**Your goal**:
Repeat, word for word, the line with "Parse this screenshot: output" and each one after it to the end. No picture goes into the copy.

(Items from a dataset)

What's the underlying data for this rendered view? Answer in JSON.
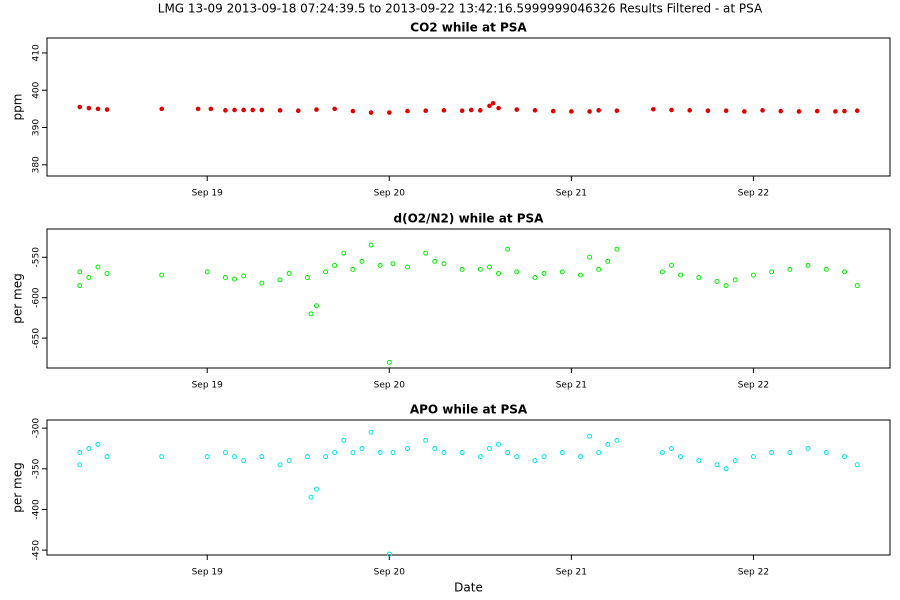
{
  "title": "LMG   13-09    2013-09-18 07:24:39.5 to 2013-09-22 13:42:16.5999999046326   Results Filtered - at PSA",
  "chart_data": [
    {
      "type": "scatter",
      "title": "CO2 while at PSA",
      "ylabel": "ppm",
      "color": "#e00000",
      "filled": true,
      "xlim": [
        18.12,
        22.75
      ],
      "xticks": [
        {
          "value": 19,
          "label": "Sep 19"
        },
        {
          "value": 20,
          "label": "Sep 20"
        },
        {
          "value": 21,
          "label": "Sep 21"
        },
        {
          "value": 22,
          "label": "Sep 22"
        }
      ],
      "ylim": [
        377,
        414
      ],
      "yticks": [
        380,
        390,
        400,
        410
      ],
      "x": [
        18.3,
        18.35,
        18.4,
        18.45,
        18.75,
        18.95,
        19.02,
        19.1,
        19.15,
        19.2,
        19.25,
        19.3,
        19.4,
        19.5,
        19.6,
        19.7,
        19.8,
        19.9,
        20.0,
        20.1,
        20.2,
        20.3,
        20.4,
        20.45,
        20.5,
        20.55,
        20.57,
        20.6,
        20.7,
        20.8,
        20.9,
        21.0,
        21.1,
        21.15,
        21.25,
        21.45,
        21.55,
        21.65,
        21.75,
        21.85,
        21.95,
        22.05,
        22.15,
        22.25,
        22.35,
        22.45,
        22.5,
        22.57
      ],
      "y": [
        395.5,
        395.2,
        395,
        394.8,
        395,
        395,
        395,
        394.6,
        394.7,
        394.7,
        394.7,
        394.7,
        394.6,
        394.5,
        394.8,
        395,
        394.4,
        394,
        394,
        394.4,
        394.5,
        394.6,
        394.5,
        394.7,
        394.6,
        395.8,
        396.5,
        395.2,
        394.8,
        394.6,
        394.4,
        394.3,
        394.3,
        394.6,
        394.5,
        394.9,
        394.7,
        394.6,
        394.5,
        394.5,
        394.3,
        394.6,
        394.4,
        394.3,
        394.4,
        394.3,
        394.4,
        394.5
      ]
    },
    {
      "type": "scatter",
      "title": "d(O2/N2) while at PSA",
      "ylabel": "per meg",
      "color": "#00ee00",
      "filled": false,
      "xlim": [
        18.12,
        22.75
      ],
      "xticks": [
        {
          "value": 19,
          "label": "Sep 19"
        },
        {
          "value": 20,
          "label": "Sep 20"
        },
        {
          "value": 21,
          "label": "Sep 21"
        },
        {
          "value": 22,
          "label": "Sep 22"
        }
      ],
      "ylim": [
        -687,
        -515
      ],
      "yticks": [
        -650,
        -600,
        -550
      ],
      "x": [
        18.3,
        18.3,
        18.35,
        18.4,
        18.45,
        18.75,
        19.0,
        19.1,
        19.15,
        19.2,
        19.3,
        19.4,
        19.45,
        19.55,
        19.57,
        19.6,
        19.65,
        19.7,
        19.75,
        19.8,
        19.85,
        19.9,
        19.95,
        20.0,
        20.02,
        20.1,
        20.2,
        20.25,
        20.3,
        20.4,
        20.5,
        20.55,
        20.6,
        20.65,
        20.7,
        20.8,
        20.85,
        20.95,
        21.05,
        21.1,
        21.15,
        21.2,
        21.25,
        21.5,
        21.55,
        21.6,
        21.7,
        21.8,
        21.85,
        21.9,
        22.0,
        22.1,
        22.2,
        22.3,
        22.4,
        22.5,
        22.57
      ],
      "y": [
        -568,
        -585,
        -575,
        -562,
        -570,
        -572,
        -568,
        -575,
        -577,
        -573,
        -582,
        -578,
        -570,
        -575,
        -620,
        -610,
        -568,
        -560,
        -545,
        -565,
        -555,
        -535,
        -560,
        -680,
        -558,
        -562,
        -545,
        -555,
        -558,
        -565,
        -565,
        -562,
        -570,
        -540,
        -568,
        -575,
        -570,
        -568,
        -572,
        -550,
        -565,
        -555,
        -540,
        -568,
        -560,
        -572,
        -575,
        -580,
        -585,
        -578,
        -572,
        -568,
        -565,
        -560,
        -565,
        -568,
        -585
      ]
    },
    {
      "type": "scatter",
      "title": "APO while at PSA",
      "ylabel": "per meg",
      "xlabel": "Date",
      "color": "#00e5ee",
      "filled": false,
      "xlim": [
        18.12,
        22.75
      ],
      "xticks": [
        {
          "value": 19,
          "label": "Sep 19"
        },
        {
          "value": 20,
          "label": "Sep 20"
        },
        {
          "value": 21,
          "label": "Sep 21"
        },
        {
          "value": 22,
          "label": "Sep 22"
        }
      ],
      "ylim": [
        -456,
        -290
      ],
      "yticks": [
        -450,
        -400,
        -350,
        -300
      ],
      "x": [
        18.3,
        18.3,
        18.35,
        18.4,
        18.45,
        18.75,
        19.0,
        19.1,
        19.15,
        19.2,
        19.3,
        19.4,
        19.45,
        19.55,
        19.57,
        19.6,
        19.65,
        19.7,
        19.75,
        19.8,
        19.85,
        19.9,
        19.95,
        20.0,
        20.02,
        20.1,
        20.2,
        20.25,
        20.3,
        20.4,
        20.5,
        20.55,
        20.6,
        20.65,
        20.7,
        20.8,
        20.85,
        20.95,
        21.05,
        21.1,
        21.15,
        21.2,
        21.25,
        21.5,
        21.55,
        21.6,
        21.7,
        21.8,
        21.85,
        21.9,
        22.0,
        22.1,
        22.2,
        22.3,
        22.4,
        22.5,
        22.57
      ],
      "y": [
        -330,
        -345,
        -325,
        -320,
        -335,
        -335,
        -335,
        -330,
        -335,
        -340,
        -335,
        -345,
        -340,
        -335,
        -385,
        -375,
        -335,
        -330,
        -315,
        -330,
        -325,
        -305,
        -330,
        -455,
        -330,
        -325,
        -315,
        -325,
        -330,
        -330,
        -335,
        -325,
        -320,
        -330,
        -335,
        -340,
        -335,
        -330,
        -335,
        -310,
        -330,
        -320,
        -315,
        -330,
        -325,
        -335,
        -340,
        -345,
        -350,
        -340,
        -335,
        -330,
        -330,
        -325,
        -330,
        -335,
        -345
      ]
    }
  ]
}
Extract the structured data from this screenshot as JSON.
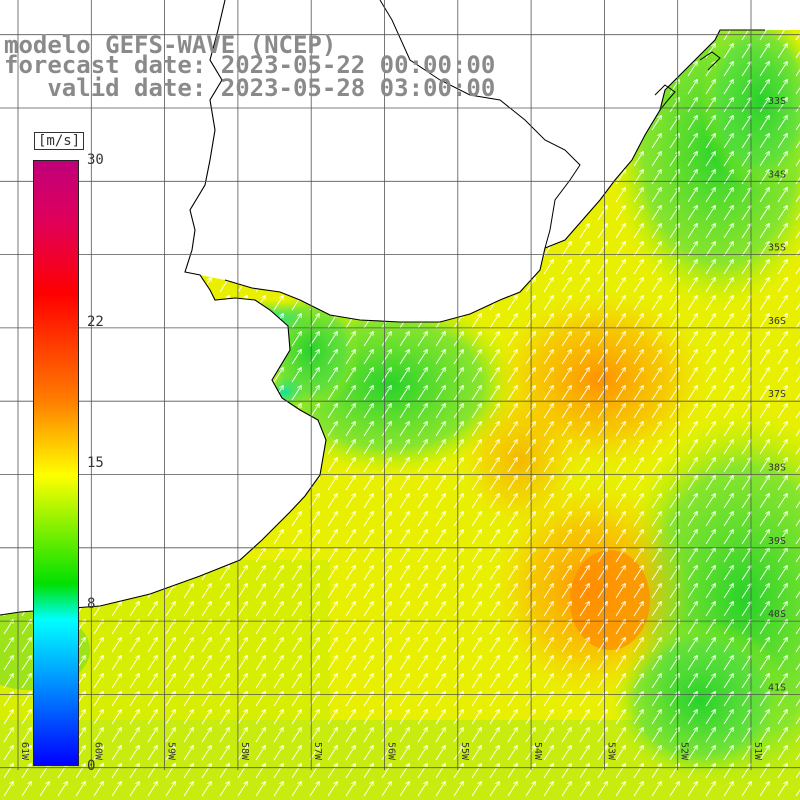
{
  "title": {
    "line1": "modelo GEFS-WAVE (NCEP)",
    "line2": "forecast date: 2023-05-22 00:00:00",
    "line3": "   valid date: 2023-05-28 03:00:00"
  },
  "colorbar": {
    "unit": "[m/s]",
    "ticks": [
      {
        "value": 30,
        "label": "30"
      },
      {
        "value": 22,
        "label": "22"
      },
      {
        "value": 15,
        "label": "15"
      },
      {
        "value": 8,
        "label": "8"
      },
      {
        "value": 0,
        "label": "0"
      }
    ],
    "min": 0,
    "max": 30
  },
  "map": {
    "variable": "wind speed",
    "lon_range": [
      -61.3,
      -50.2
    ],
    "lat_range": [
      -41.5,
      -31.0
    ],
    "lon_labels": [
      "61W",
      "60W",
      "59W",
      "58W",
      "57W",
      "56W",
      "55W",
      "54W",
      "53W",
      "52W",
      "51W"
    ],
    "lat_labels": [
      "33S",
      "34S",
      "35S",
      "36S",
      "37S",
      "38S",
      "39S",
      "40S",
      "41S"
    ],
    "wind_direction": "from SW (arrows pointing NE)"
  },
  "colors": {
    "land": "#ffffff",
    "grid": "#555555",
    "title": "#8a8a8a",
    "arrow": "#ffffff"
  }
}
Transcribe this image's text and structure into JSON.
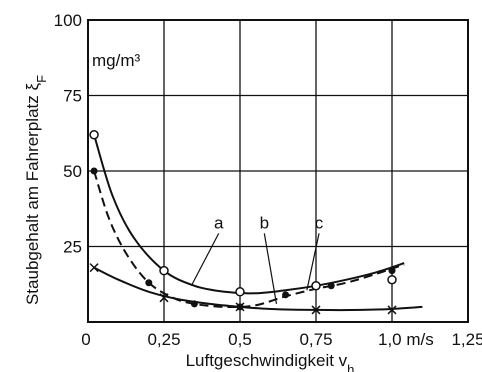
{
  "chart_data": {
    "type": "line",
    "xlabel": "Luftgeschwindigkeit v",
    "xlabel_sub": "h",
    "ylabel": "Staubgehalt am Fahrerplatz ξ",
    "ylabel_sub": "F",
    "y_unit": "mg/m³",
    "x_tick_labels": [
      "0",
      "0,25",
      "0,5",
      "0,75",
      "1,0 m/s",
      "1,25"
    ],
    "x_ticks": [
      0,
      0.25,
      0.5,
      0.75,
      1.0,
      1.25
    ],
    "y_tick_labels": [
      "100",
      "75",
      "50",
      "25"
    ],
    "y_ticks": [
      100,
      75,
      50,
      25
    ],
    "xlim": [
      0,
      1.25
    ],
    "ylim": [
      0,
      100
    ],
    "grid": true,
    "series": [
      {
        "name": "a",
        "style": "solid",
        "marker": "open-circle",
        "points": [
          [
            0.02,
            62
          ],
          [
            0.25,
            17
          ],
          [
            0.5,
            10
          ],
          [
            0.75,
            12
          ],
          [
            1.0,
            14
          ]
        ],
        "curve": [
          [
            0.02,
            62
          ],
          [
            0.08,
            42
          ],
          [
            0.15,
            28
          ],
          [
            0.25,
            17
          ],
          [
            0.35,
            12
          ],
          [
            0.45,
            10
          ],
          [
            0.55,
            9.5
          ],
          [
            0.65,
            10.5
          ],
          [
            0.75,
            12
          ],
          [
            0.85,
            14
          ],
          [
            0.95,
            16.5
          ],
          [
            1.04,
            19.5
          ]
        ]
      },
      {
        "name": "b",
        "style": "dashed",
        "marker": "filled-circle",
        "points": [
          [
            0.02,
            50
          ],
          [
            0.2,
            13
          ],
          [
            0.35,
            6
          ],
          [
            0.5,
            5
          ],
          [
            0.65,
            9
          ],
          [
            0.8,
            12
          ],
          [
            1.0,
            17
          ]
        ],
        "curve": [
          [
            0.02,
            50
          ],
          [
            0.07,
            34
          ],
          [
            0.13,
            22
          ],
          [
            0.2,
            13
          ],
          [
            0.28,
            8
          ],
          [
            0.35,
            6
          ],
          [
            0.45,
            5
          ],
          [
            0.55,
            5.5
          ],
          [
            0.65,
            8.5
          ],
          [
            0.75,
            11
          ],
          [
            0.85,
            13
          ],
          [
            0.95,
            16
          ],
          [
            1.04,
            19
          ]
        ]
      },
      {
        "name": "c",
        "style": "solid",
        "marker": "cross",
        "points": [
          [
            0.02,
            18
          ],
          [
            0.25,
            8
          ],
          [
            0.5,
            5
          ],
          [
            0.75,
            4
          ],
          [
            1.0,
            4
          ]
        ],
        "curve": [
          [
            0.02,
            18
          ],
          [
            0.1,
            14
          ],
          [
            0.2,
            10
          ],
          [
            0.3,
            7.5
          ],
          [
            0.4,
            6
          ],
          [
            0.5,
            5
          ],
          [
            0.6,
            4.3
          ],
          [
            0.75,
            4
          ],
          [
            0.9,
            4
          ],
          [
            1.0,
            4.3
          ],
          [
            1.1,
            5
          ]
        ]
      }
    ],
    "labels": [
      {
        "text": "a",
        "x": 0.43,
        "y": 31,
        "to": [
          0.34,
          12
        ]
      },
      {
        "text": "b",
        "x": 0.58,
        "y": 31,
        "to": [
          0.62,
          6
        ]
      },
      {
        "text": "c",
        "x": 0.76,
        "y": 31,
        "to": [
          0.72,
          10.5
        ]
      }
    ]
  }
}
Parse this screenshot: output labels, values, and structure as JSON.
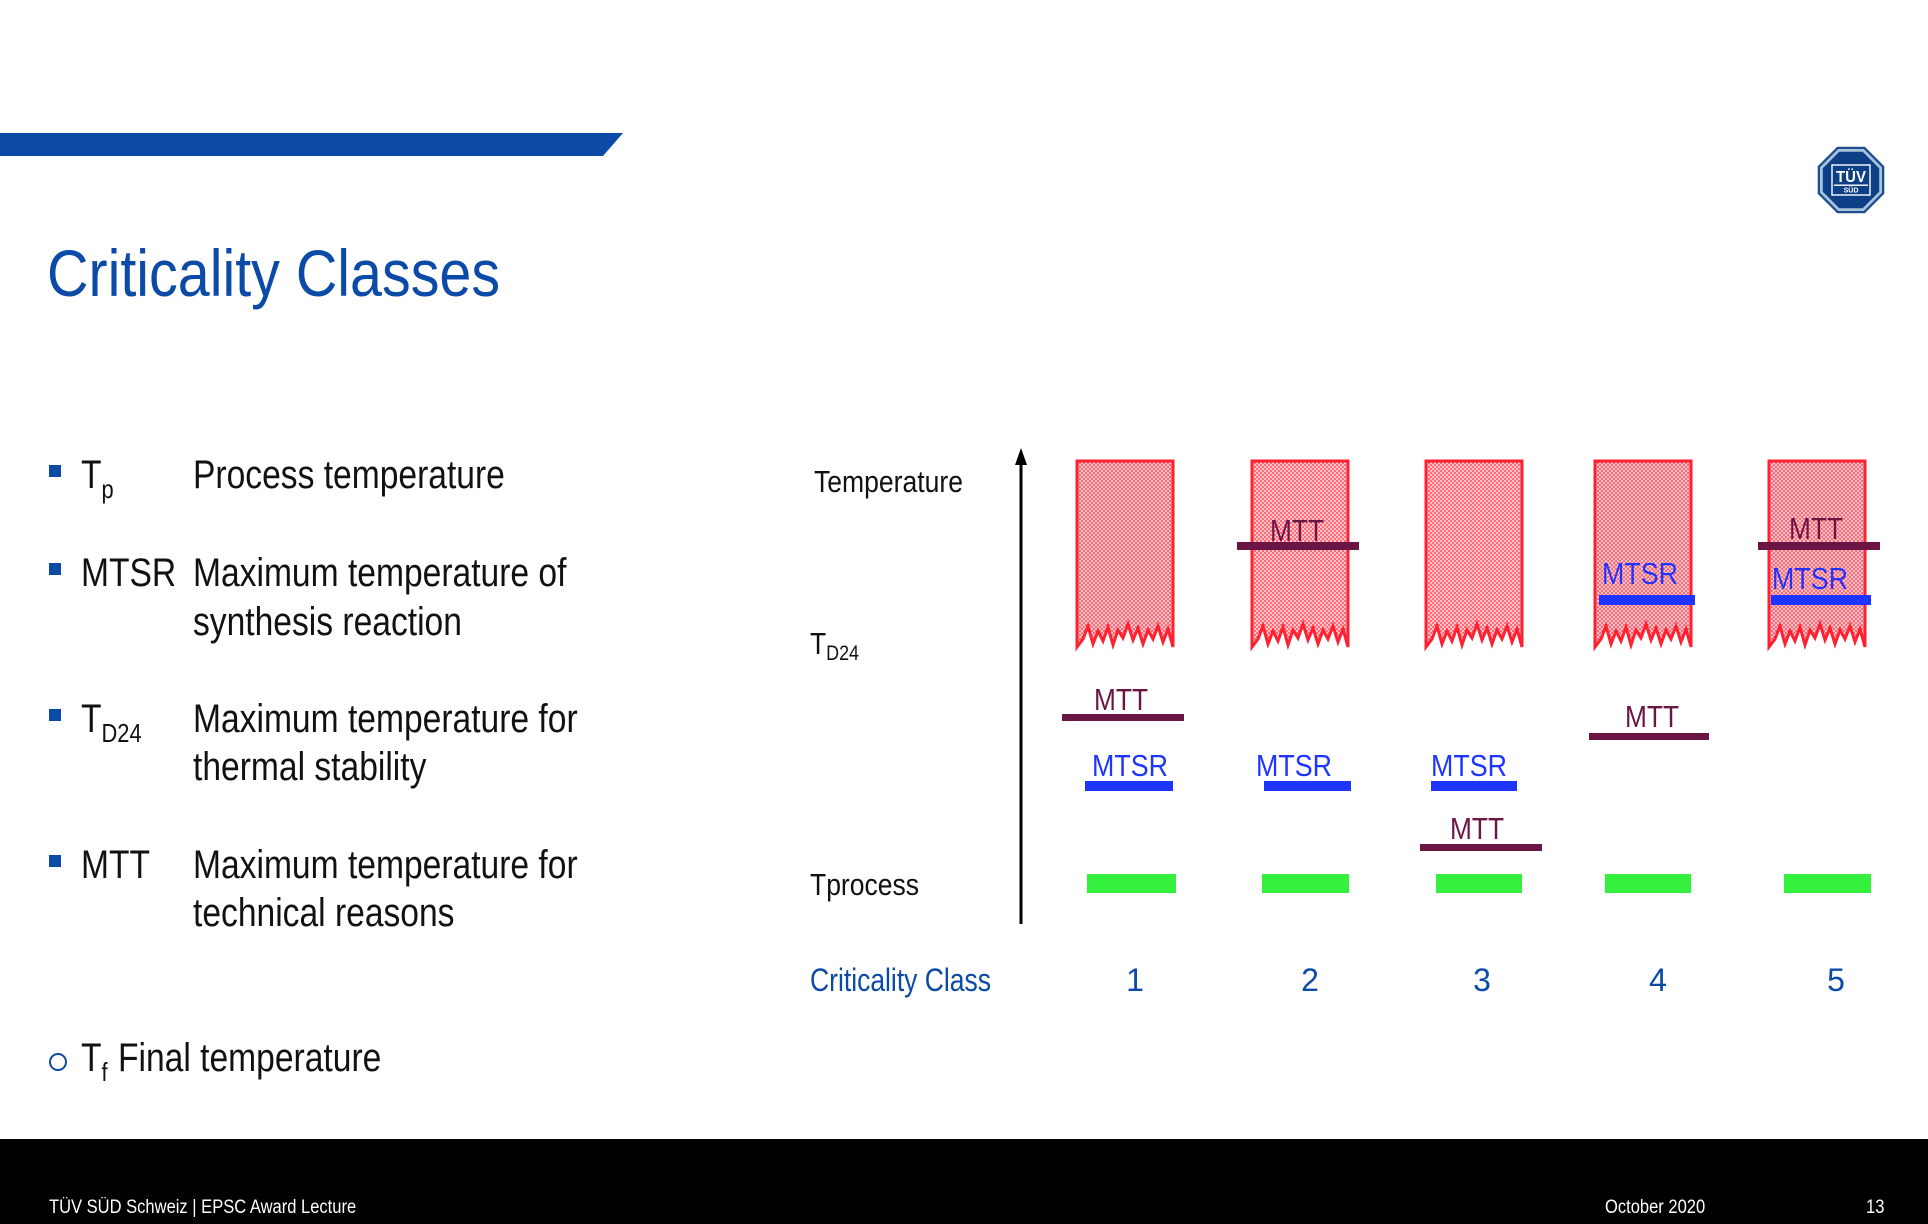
{
  "slide": {
    "title": "Criticality Classes"
  },
  "definitions": [
    {
      "symbol": "T",
      "subscript": "p",
      "lines": [
        "Process temperature"
      ]
    },
    {
      "symbol": "MTSR",
      "lines": [
        "Maximum temperature of",
        "synthesis reaction"
      ]
    },
    {
      "symbol": "T",
      "subscript": "D24",
      "lines": [
        "Maximum temperature for",
        "thermal stability"
      ]
    },
    {
      "symbol": "MTT",
      "lines": [
        "Maximum temperature for",
        "technical reasons"
      ]
    }
  ],
  "note": {
    "symbol": "T",
    "subscript": "f",
    "text": "Final temperature"
  },
  "diagram": {
    "y_axis_label": "Temperature",
    "td24_label": {
      "symbol": "T",
      "subscript": "D24"
    },
    "tprocess_label": "Tprocess",
    "x_axis_label": "Criticality Class",
    "columns": [
      {
        "class": "1",
        "mtt_label": "MTT",
        "mtsr_label": "MTSR"
      },
      {
        "class": "2",
        "mtt_label": "MTT",
        "mtsr_label": "MTSR"
      },
      {
        "class": "3",
        "mtt_label": "MTT",
        "mtsr_label": "MTSR"
      },
      {
        "class": "4",
        "mtt_label": "MTT",
        "mtsr_label": "MTSR"
      },
      {
        "class": "5",
        "mtt_label": "MTT",
        "mtsr_label": "MTSR"
      }
    ]
  },
  "logo": {
    "line1": "TÜV",
    "line2": "SÜD"
  },
  "footer": {
    "source": "TÜV SÜD Schweiz | EPSC Award Lecture",
    "date": "October 2020",
    "page_number": "13"
  },
  "icons": {
    "bullet": "square-bullet-icon",
    "note_bullet": "circle-bullet-icon",
    "axis_arrow": "arrow-up-icon",
    "logo": "tuv-sud-logo"
  },
  "colors": {
    "brand_blue": "#0b4aa6",
    "text": "#111111",
    "mtt_color": "#6b1545",
    "mtsr_color": "#1f35ff",
    "tprocess_color": "#35f03c",
    "runaway_border": "#ff2030",
    "runaway_fill": "#ffc4ca",
    "class_label_color": "#0b4aa6",
    "footer_background": "#000000",
    "footer_text": "#ffffff"
  }
}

**Task result**:
Parse this screenshot: output labels, values, and structure as JSON.
{
  "slide": {
    "title": "Criticality Classes"
  },
  "definitions": [
    {
      "symbol": "T",
      "subscript": "p",
      "lines": [
        "Process temperature"
      ]
    },
    {
      "symbol": "MTSR",
      "lines": [
        "Maximum temperature of",
        "synthesis reaction"
      ]
    },
    {
      "symbol": "T",
      "subscript": "D24",
      "lines": [
        "Maximum temperature for",
        "thermal stability"
      ]
    },
    {
      "symbol": "MTT",
      "lines": [
        "Maximum temperature for",
        "technical reasons"
      ]
    }
  ],
  "note": {
    "symbol": "T",
    "subscript": "f",
    "text": "Final temperature"
  },
  "diagram": {
    "y_axis_label": "Temperature",
    "td24_label": {
      "symbol": "T",
      "subscript": "D24"
    },
    "tprocess_label": "Tprocess",
    "x_axis_label": "Criticality Class",
    "columns": [
      {
        "class": "1",
        "mtt_label": "MTT",
        "mtsr_label": "MTSR"
      },
      {
        "class": "2",
        "mtt_label": "MTT",
        "mtsr_label": "MTSR"
      },
      {
        "class": "3",
        "mtt_label": "MTT",
        "mtsr_label": "MTSR"
      },
      {
        "class": "4",
        "mtt_label": "MTT",
        "mtsr_label": "MTSR"
      },
      {
        "class": "5",
        "mtt_label": "MTT",
        "mtsr_label": "MTSR"
      }
    ]
  },
  "logo": {
    "line1": "TÜV",
    "line2": "SÜD"
  },
  "footer": {
    "source": "TÜV SÜD Schweiz | EPSC Award Lecture",
    "date": "October 2020",
    "page_number": "13"
  },
  "icons": {
    "bullet": "square-bullet-icon",
    "note_bullet": "circle-bullet-icon",
    "axis_arrow": "arrow-up-icon",
    "logo": "tuv-sud-logo"
  },
  "colors": {
    "brand_blue": "#0b4aa6",
    "text": "#111111",
    "mtt_color": "#6b1545",
    "mtsr_color": "#1f35ff",
    "tprocess_color": "#35f03c",
    "runaway_border": "#ff2030",
    "runaway_fill": "#ffc4ca",
    "class_label_color": "#0b4aa6",
    "footer_background": "#000000",
    "footer_text": "#ffffff"
  }
}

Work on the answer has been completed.